→ EXERCISE GOAL
Give the number of lines containing the word "Graphics", and nothing else.

— Begin DATA SUPPLIED —

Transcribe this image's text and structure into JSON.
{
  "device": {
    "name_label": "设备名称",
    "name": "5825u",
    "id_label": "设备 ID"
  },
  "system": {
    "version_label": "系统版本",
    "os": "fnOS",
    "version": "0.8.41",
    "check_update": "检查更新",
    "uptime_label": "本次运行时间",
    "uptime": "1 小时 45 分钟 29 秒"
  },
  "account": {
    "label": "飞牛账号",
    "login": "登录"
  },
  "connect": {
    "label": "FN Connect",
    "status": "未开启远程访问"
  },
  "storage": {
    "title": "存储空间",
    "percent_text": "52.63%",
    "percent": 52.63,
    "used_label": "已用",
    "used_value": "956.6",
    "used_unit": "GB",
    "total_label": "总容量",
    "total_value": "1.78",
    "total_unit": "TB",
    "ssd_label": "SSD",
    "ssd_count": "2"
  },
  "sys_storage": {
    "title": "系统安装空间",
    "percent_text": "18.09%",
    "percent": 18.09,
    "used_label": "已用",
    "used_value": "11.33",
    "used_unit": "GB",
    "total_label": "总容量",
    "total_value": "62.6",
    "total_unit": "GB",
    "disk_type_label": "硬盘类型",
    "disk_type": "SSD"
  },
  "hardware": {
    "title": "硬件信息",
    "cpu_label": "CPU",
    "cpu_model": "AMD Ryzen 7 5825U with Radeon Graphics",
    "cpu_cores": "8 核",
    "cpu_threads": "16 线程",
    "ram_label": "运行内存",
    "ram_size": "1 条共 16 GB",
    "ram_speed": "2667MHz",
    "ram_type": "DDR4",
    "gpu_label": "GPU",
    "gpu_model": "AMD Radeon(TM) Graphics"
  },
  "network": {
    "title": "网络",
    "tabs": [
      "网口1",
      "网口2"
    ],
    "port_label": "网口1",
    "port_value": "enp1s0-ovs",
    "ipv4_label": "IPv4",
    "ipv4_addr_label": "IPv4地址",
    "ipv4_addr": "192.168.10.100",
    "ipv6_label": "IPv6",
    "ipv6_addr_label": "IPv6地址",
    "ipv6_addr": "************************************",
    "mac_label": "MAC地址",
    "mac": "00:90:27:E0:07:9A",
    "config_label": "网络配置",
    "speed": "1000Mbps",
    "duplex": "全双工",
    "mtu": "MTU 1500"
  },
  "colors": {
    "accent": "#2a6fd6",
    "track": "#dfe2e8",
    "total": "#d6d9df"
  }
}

— End DATA SUPPLIED —

→ RESPONSE TO THIS TASK
2